*REQUIRED TASK A*.
Reproduce the rows from the line containing "Enumerate the UI" up to and including the line containing "hour-tick-label: 00 bbox=[437, 245, 453, 260]", and leave the picture out.

>> start EXTRACT PROVIDED

473,799 Members | 3,276 Online
Bytes | Software Development & Data Engineering Community
+ Post

Home Posts Topics Members FAQ

preg_match doesn't work properly!?

I might have found a problem with how preg_match works though I'm not
sure.
Lets say you have a regular expression that you want to match a string
of numbers. You might write the code like this:
preg_match( '/^[0-9]+$/', $TestString );

OK everything seems fine. However, did you know if you pass the
following to preg_match: "12345\n" it will return that a match
occurred?!? Even though the newline is not a valid character in our
regular expression.

Here is the test program, *please run the program as written below*:

<?php
$TestString = "12345\n";
print preg_match( '/^[0-9]+$/', $TestString );
?>

You will find it prints 1 even though the newline character isn't a
valid part of our regular expression. What other characters I wonder
can be put in a regular expression and have the string match!? Any
ideas on this? Why is this undocumented behavior present in PHP?!?
For regular expressions to not work as expected or documented seems
like a pretty serious bug in PHP. I don't think there is a problem
with the regular expression.

>> end EXTRACT PROVIDED

*REQUIRED TASK B*.
Carry on with the forum post about preg_match matching a string that ends in a newline, picking up after its last sentence.

>> start RECORDS FOR THIS EXERCISE

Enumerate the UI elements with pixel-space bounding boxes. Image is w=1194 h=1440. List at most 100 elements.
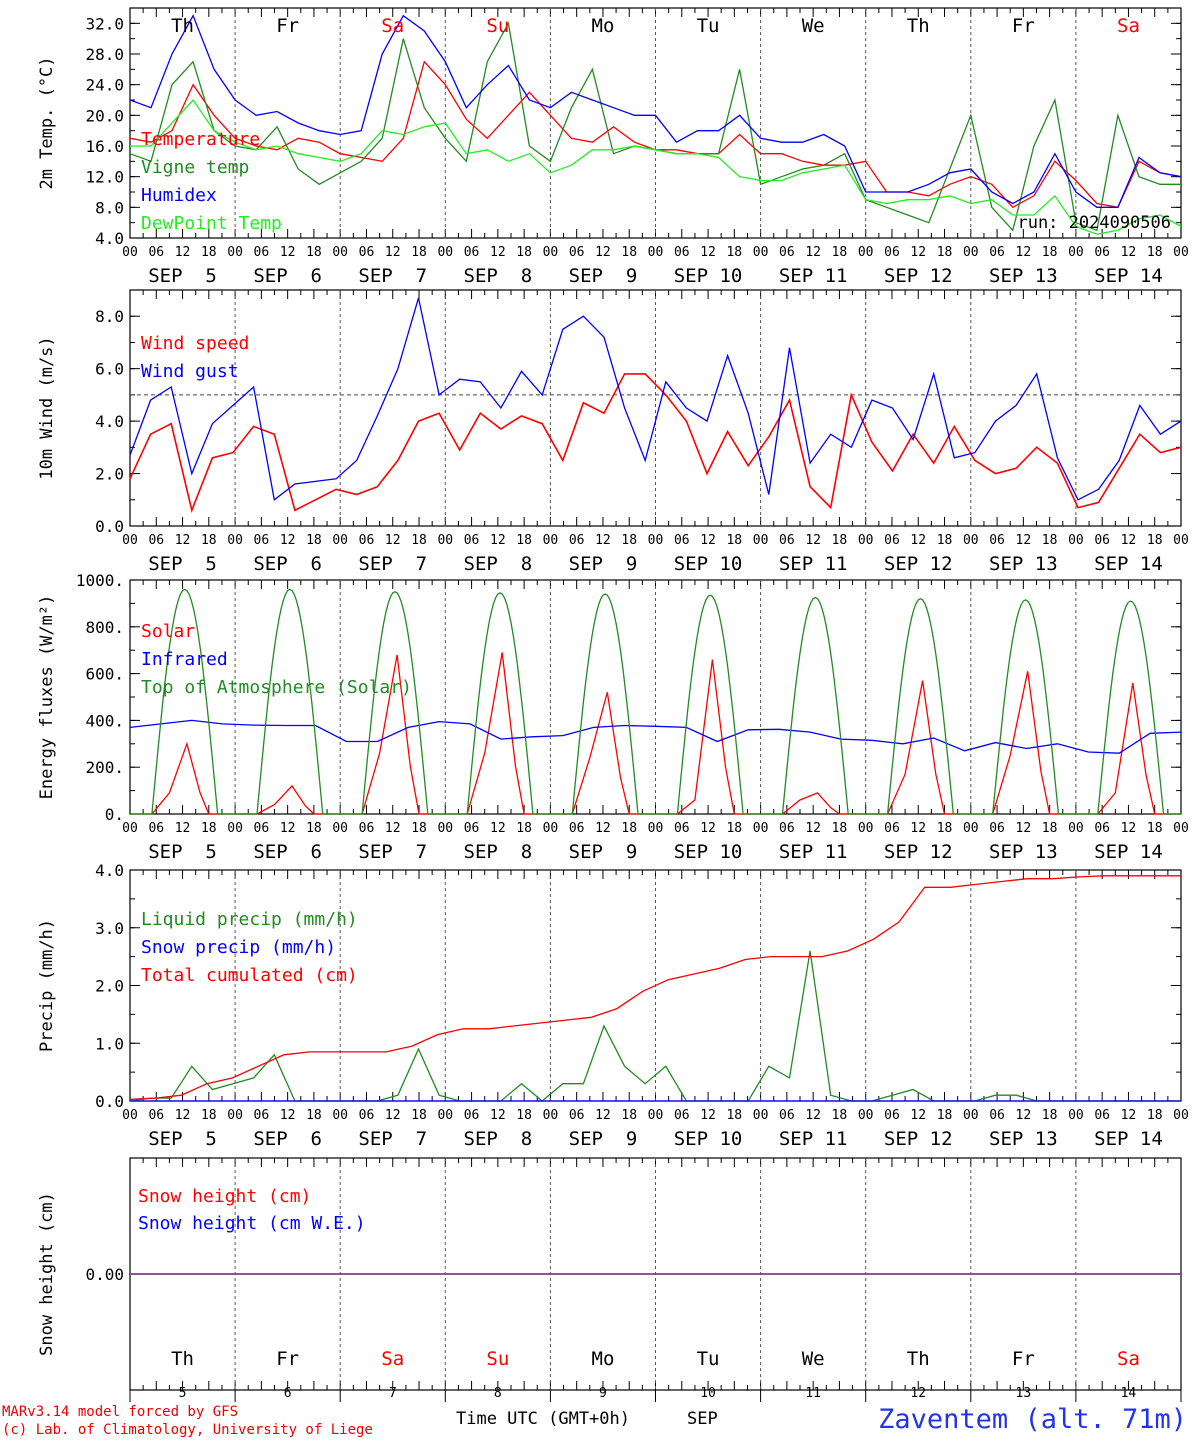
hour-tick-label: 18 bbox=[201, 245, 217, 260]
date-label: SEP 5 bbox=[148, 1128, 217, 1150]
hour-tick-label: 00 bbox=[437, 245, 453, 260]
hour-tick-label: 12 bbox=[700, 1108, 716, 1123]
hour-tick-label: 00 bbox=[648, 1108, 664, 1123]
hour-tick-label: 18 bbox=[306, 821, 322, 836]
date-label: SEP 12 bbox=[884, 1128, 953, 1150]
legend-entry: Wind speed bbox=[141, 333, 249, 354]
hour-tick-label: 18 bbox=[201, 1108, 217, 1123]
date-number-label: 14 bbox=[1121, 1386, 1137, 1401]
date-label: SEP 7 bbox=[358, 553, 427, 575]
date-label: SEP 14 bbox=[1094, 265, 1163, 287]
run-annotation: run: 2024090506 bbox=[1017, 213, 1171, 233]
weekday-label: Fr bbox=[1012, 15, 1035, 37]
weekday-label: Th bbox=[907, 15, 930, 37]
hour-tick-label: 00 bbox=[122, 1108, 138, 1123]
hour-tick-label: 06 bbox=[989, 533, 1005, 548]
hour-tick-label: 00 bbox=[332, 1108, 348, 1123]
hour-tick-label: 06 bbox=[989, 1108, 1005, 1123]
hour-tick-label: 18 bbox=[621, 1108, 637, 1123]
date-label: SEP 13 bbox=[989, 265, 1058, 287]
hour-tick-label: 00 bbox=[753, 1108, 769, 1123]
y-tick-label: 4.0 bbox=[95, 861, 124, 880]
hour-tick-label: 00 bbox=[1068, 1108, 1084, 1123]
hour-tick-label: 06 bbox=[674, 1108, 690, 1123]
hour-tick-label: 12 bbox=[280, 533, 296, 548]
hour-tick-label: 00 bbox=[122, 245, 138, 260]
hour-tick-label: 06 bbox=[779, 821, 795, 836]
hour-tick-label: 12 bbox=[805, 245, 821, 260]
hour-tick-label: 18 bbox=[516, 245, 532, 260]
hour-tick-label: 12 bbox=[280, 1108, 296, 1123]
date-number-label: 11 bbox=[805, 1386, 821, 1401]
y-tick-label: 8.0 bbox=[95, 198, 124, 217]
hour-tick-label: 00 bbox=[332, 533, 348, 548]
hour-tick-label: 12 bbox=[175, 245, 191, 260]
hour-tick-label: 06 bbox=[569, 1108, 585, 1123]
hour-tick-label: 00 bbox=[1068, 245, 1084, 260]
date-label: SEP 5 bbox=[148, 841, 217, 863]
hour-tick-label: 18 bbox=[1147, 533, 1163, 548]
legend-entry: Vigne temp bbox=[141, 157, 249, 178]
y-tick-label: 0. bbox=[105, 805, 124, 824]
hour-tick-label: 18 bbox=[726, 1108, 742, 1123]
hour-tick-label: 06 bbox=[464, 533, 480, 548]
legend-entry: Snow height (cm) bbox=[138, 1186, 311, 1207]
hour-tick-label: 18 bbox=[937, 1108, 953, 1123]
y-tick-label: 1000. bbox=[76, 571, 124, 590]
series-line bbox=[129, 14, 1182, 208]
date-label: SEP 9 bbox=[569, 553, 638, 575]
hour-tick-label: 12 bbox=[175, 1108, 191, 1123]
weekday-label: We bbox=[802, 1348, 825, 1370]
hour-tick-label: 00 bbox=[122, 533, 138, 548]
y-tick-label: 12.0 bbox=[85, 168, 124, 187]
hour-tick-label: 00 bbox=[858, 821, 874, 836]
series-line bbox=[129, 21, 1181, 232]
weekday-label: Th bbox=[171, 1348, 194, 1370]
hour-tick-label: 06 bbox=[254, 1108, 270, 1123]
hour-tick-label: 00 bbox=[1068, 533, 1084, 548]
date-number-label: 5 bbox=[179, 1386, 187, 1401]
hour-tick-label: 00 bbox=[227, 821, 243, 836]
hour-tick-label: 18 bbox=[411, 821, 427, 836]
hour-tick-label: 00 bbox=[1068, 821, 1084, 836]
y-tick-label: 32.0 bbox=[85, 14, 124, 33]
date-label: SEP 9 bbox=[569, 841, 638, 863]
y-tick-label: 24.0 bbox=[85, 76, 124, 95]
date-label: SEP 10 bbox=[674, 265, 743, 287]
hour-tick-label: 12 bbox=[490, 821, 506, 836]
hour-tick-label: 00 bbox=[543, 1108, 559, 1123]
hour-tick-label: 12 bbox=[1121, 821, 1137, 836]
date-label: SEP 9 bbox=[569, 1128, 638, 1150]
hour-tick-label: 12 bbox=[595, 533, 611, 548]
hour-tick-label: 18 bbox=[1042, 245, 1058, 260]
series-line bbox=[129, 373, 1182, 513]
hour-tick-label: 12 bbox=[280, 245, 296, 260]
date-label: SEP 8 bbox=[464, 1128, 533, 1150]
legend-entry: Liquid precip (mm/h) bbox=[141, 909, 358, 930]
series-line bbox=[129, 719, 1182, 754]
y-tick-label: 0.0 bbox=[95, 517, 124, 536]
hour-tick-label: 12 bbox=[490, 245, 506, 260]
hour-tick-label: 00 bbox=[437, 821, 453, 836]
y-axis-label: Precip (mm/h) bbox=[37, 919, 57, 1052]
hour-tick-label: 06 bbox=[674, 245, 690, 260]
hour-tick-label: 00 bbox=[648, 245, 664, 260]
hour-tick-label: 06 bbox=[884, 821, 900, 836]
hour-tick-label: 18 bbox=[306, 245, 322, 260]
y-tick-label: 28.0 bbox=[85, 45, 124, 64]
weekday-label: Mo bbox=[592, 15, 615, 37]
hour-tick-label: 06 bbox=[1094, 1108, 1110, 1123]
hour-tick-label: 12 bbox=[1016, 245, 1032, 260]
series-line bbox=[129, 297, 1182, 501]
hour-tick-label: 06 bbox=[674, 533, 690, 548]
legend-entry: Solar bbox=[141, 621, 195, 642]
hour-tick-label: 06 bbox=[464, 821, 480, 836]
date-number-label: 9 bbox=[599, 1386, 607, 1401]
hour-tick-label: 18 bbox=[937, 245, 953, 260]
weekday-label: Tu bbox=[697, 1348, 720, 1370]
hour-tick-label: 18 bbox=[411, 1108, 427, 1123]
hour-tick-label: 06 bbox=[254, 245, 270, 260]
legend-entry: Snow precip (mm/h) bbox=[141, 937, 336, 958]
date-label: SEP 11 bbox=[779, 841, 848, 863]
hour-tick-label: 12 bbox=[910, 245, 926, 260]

>> end RECORDS FOR THIS EXERCISE
>> start RECORDS FOR THIS EXERCISE

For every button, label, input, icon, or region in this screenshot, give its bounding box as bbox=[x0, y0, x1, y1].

>> end RECORDS FOR THIS EXERCISE

*EXERCISE OUTPUT A*.
Enumerate the UI elements with pixel-space bounding boxes. Image is w=1194 h=1440. List at most 100 elements.
hour-tick-label: 18 bbox=[201, 245, 217, 260]
date-label: SEP 5 bbox=[148, 1128, 217, 1150]
hour-tick-label: 00 bbox=[437, 245, 453, 260]

*EXERCISE OUTPUT B*.
Thoughts?
Jun 2 '08 #1
13 5374
I found this link about the topic:
http://blog.php-security.org/archive...h-filters.html

Apparently '$' isn't the end of the string unless you add the 'D' to
the end as in:
print preg_match( '/^[0-9]+$/D', $TestString );

The page says 'even documented in the PHP manual is that $...' however
I looked at the preg_match page on php.net and there is no mention of
this or the /D switch either. Any ideas what the author was referring
too?

I am new to PHP but I would certainly consider this a 'gotcha'
especially since it is relatively undocumented.
Jun 2 '08 #2
ch************* ****@yahoo.com wrote:
I might have found a problem with how preg_match works though I'm not
sure.
Lets say you have a regular expression that you want to match a string
of numbers. You might write the code like this:
preg_match( '/^[0-9]+$/', $TestString );

OK everything seems fine. However, did you know if you pass the
following to preg_match: "12345\n" it will return that a match
occurred?!? Even though the newline is not a valid character in our
regular expression.

Here is the test program, *please run the program as written below*:

<?php
$TestString = "12345\n";
print preg_match( '/^[0-9]+$/', $TestString );
?>

You will find it prints 1 even though the newline character isn't a
valid part of our regular expression. What other characters I wonder
can be put in a regular expression and have the string match!? Any
ideas on this? Why is this undocumented behavior present in PHP?!?
For regular expressions to not work as expected or documented seems
like a pretty serious bug in PHP. I don't think there is a problem
with the regular expression.

Thoughts?
'/^[0-9]+$/D'

http://nl2.php.net/manual/en/referen....modifiers.php
D (PCRE_DOLLAR_EN DONLY)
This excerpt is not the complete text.